[OBJECTIVE]
Copy the lines holding the word "data", all of them.

[EXTRACTED ENTRIES]
● ● ●

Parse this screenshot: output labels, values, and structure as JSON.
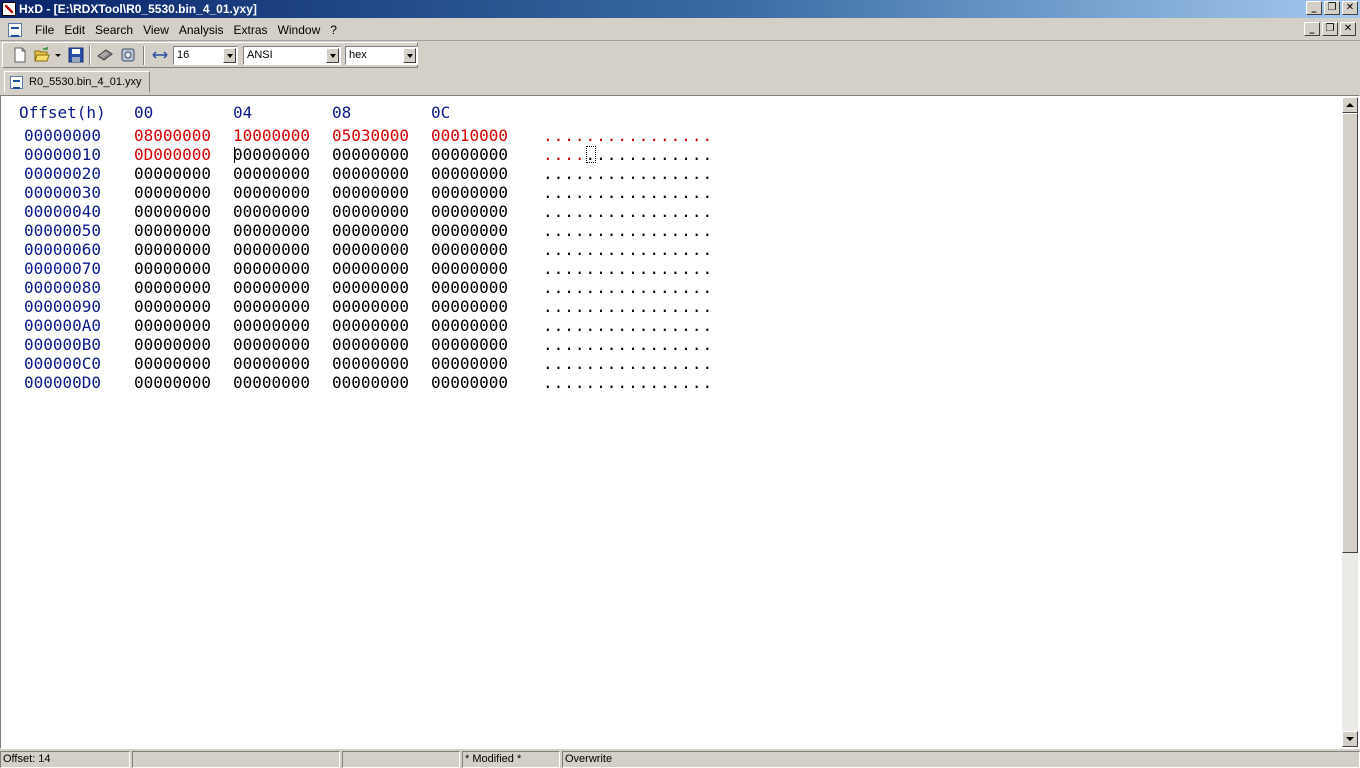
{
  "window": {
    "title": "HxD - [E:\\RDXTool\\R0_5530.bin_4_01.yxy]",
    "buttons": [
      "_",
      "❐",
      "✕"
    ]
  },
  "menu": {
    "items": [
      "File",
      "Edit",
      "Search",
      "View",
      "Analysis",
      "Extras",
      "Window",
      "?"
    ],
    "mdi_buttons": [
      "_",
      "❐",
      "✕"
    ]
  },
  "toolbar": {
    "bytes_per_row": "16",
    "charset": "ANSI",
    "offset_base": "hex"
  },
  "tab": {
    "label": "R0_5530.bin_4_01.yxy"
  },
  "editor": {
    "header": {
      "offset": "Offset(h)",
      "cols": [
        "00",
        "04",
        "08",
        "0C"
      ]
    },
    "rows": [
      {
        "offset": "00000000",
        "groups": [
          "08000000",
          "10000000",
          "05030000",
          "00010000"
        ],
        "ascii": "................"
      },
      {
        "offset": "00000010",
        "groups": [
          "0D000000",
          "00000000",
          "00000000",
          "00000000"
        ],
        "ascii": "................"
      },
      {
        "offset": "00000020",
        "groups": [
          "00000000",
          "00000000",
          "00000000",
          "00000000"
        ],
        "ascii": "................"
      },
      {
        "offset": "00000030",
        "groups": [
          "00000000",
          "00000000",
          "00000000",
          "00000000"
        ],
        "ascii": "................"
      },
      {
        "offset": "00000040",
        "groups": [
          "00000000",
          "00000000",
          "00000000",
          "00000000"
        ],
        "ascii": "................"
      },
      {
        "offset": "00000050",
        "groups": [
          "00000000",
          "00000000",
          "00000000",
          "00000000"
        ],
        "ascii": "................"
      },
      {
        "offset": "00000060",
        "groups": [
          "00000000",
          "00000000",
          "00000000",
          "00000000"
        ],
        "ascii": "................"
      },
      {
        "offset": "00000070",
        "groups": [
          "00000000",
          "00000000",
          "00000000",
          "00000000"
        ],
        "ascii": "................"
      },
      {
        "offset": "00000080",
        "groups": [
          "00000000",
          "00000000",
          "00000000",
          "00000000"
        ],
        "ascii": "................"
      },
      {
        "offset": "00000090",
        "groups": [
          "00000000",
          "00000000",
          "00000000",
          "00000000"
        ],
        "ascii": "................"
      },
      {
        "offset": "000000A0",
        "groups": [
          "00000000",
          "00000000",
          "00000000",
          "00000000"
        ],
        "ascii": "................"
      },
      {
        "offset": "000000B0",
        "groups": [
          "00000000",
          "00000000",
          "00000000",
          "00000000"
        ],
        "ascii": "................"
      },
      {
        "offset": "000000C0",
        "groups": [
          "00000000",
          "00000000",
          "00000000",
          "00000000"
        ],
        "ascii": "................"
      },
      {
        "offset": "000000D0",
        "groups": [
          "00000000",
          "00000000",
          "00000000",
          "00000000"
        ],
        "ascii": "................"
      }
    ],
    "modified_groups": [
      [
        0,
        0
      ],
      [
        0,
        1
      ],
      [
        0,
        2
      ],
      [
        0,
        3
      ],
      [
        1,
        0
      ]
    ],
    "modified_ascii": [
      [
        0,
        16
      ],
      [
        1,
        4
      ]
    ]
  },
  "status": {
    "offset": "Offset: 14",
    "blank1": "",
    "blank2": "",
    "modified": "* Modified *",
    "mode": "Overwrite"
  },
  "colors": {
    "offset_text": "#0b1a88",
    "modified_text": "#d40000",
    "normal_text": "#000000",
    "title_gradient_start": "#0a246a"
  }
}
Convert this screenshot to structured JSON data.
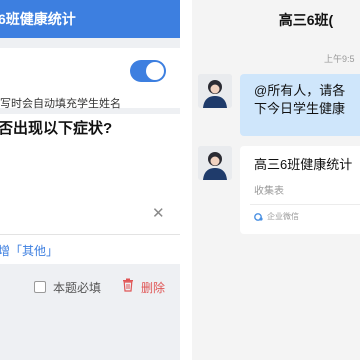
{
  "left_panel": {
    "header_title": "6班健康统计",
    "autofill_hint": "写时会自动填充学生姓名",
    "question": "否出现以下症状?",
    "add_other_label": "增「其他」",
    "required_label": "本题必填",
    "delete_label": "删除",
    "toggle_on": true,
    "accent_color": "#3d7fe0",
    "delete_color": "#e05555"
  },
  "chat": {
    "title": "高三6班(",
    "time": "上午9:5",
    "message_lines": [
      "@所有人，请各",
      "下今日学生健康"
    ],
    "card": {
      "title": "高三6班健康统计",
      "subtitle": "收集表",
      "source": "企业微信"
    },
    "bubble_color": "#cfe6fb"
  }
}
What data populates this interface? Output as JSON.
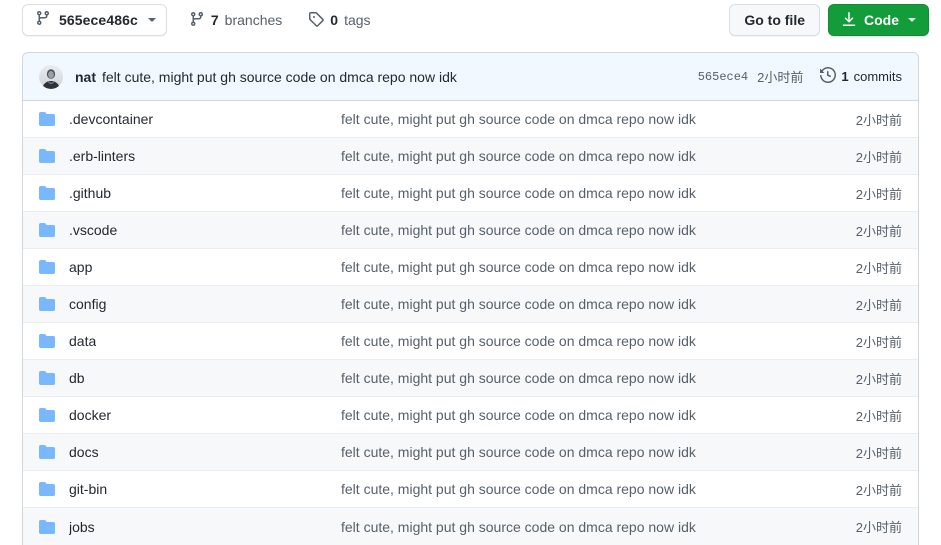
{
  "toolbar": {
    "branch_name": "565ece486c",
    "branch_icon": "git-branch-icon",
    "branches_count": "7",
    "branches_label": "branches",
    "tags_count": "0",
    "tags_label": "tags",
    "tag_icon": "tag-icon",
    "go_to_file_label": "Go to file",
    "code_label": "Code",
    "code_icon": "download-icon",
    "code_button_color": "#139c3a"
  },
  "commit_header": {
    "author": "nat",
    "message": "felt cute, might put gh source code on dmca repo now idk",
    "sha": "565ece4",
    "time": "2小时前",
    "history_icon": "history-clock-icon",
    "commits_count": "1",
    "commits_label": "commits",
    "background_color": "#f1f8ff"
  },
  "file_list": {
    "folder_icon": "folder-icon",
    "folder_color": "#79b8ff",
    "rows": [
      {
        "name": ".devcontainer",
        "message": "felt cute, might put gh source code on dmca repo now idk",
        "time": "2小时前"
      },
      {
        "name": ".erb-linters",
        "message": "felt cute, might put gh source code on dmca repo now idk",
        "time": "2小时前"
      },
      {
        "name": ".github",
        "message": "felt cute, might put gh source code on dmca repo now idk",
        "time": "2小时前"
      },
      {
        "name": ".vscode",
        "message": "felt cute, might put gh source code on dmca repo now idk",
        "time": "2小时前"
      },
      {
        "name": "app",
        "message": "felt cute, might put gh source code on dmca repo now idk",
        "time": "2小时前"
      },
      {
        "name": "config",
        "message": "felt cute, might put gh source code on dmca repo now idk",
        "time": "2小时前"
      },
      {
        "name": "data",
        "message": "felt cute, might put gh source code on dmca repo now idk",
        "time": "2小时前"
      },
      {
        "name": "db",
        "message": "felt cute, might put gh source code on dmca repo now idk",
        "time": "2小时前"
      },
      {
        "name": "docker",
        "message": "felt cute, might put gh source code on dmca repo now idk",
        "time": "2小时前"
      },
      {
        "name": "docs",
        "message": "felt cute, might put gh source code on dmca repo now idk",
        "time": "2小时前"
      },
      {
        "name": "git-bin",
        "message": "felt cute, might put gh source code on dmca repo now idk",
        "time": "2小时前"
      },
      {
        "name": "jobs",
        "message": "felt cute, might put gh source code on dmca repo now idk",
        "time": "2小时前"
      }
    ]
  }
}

● ● ●

[ANSWER FOR THE TASK]
Convert this screenshot to structured JSON data.
What data populates this interface? Output as JSON.
        "name": "data",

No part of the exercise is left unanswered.